* **Goal**: Repeat the items that follow with every "text-segment" switched to "text-span" and everything else left the same.

— Begin —

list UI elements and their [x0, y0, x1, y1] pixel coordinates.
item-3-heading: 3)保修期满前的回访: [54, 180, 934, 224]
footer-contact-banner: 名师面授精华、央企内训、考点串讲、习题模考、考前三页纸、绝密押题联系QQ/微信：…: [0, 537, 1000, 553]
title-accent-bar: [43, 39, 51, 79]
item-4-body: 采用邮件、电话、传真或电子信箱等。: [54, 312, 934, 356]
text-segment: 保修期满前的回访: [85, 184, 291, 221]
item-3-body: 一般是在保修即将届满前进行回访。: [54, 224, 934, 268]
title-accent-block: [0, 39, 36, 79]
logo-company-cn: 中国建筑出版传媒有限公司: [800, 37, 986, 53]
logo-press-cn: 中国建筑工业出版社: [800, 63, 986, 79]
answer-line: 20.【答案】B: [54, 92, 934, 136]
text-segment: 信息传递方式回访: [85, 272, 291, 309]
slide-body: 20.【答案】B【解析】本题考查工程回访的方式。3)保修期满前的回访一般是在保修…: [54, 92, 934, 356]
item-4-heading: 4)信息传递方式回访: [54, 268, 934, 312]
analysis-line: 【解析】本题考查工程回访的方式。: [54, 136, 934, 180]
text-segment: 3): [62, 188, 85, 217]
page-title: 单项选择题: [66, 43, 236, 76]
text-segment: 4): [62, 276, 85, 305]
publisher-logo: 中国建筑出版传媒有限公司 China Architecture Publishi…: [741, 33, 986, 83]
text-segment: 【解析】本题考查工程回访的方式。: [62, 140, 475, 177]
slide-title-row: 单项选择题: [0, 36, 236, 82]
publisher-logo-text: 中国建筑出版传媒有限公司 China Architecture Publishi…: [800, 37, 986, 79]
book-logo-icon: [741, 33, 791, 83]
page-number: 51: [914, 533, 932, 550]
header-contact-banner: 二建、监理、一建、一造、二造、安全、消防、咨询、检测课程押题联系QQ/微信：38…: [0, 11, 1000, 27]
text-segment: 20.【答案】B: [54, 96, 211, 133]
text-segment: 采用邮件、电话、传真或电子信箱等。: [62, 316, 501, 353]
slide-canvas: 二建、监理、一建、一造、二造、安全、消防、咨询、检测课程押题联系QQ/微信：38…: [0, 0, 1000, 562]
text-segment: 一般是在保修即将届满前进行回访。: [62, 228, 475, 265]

— End —

* **Response to the exercise**:
list UI elements and their [x0, y0, x1, y1] pixel coordinates.
item-3-heading: 3)保修期满前的回访: [54, 180, 934, 224]
footer-contact-banner: 名师面授精华、央企内训、考点串讲、习题模考、考前三页纸、绝密押题联系QQ/微信：…: [0, 537, 1000, 553]
title-accent-bar: [43, 39, 51, 79]
item-4-body: 采用邮件、电话、传真或电子信箱等。: [54, 312, 934, 356]
text-span: 保修期满前的回访: [85, 184, 291, 221]
item-3-body: 一般是在保修即将届满前进行回访。: [54, 224, 934, 268]
title-accent-block: [0, 39, 36, 79]
logo-company-cn: 中国建筑出版传媒有限公司: [800, 37, 986, 53]
logo-press-cn: 中国建筑工业出版社: [800, 63, 986, 79]
answer-line: 20.【答案】B: [54, 92, 934, 136]
text-span: 信息传递方式回访: [85, 272, 291, 309]
slide-body: 20.【答案】B【解析】本题考查工程回访的方式。3)保修期满前的回访一般是在保修…: [54, 92, 934, 356]
item-4-heading: 4)信息传递方式回访: [54, 268, 934, 312]
analysis-line: 【解析】本题考查工程回访的方式。: [54, 136, 934, 180]
text-span: 3): [62, 188, 85, 217]
page-title: 单项选择题: [66, 43, 236, 76]
text-span: 4): [62, 276, 85, 305]
publisher-logo: 中国建筑出版传媒有限公司 China Architecture Publishi…: [741, 33, 986, 83]
text-span: 【解析】本题考查工程回访的方式。: [62, 140, 475, 177]
slide-title-row: 单项选择题: [0, 36, 236, 82]
publisher-logo-text: 中国建筑出版传媒有限公司 China Architecture Publishi…: [800, 37, 986, 79]
book-logo-icon: [741, 33, 791, 83]
page-number: 51: [914, 533, 932, 550]
header-contact-banner: 二建、监理、一建、一造、二造、安全、消防、咨询、检测课程押题联系QQ/微信：38…: [0, 11, 1000, 27]
text-span: 20.【答案】B: [54, 96, 211, 133]
text-span: 采用邮件、电话、传真或电子信箱等。: [62, 316, 501, 353]
slide-canvas: 二建、监理、一建、一造、二造、安全、消防、咨询、检测课程押题联系QQ/微信：38…: [0, 0, 1000, 562]
text-span: 一般是在保修即将届满前进行回访。: [62, 228, 475, 265]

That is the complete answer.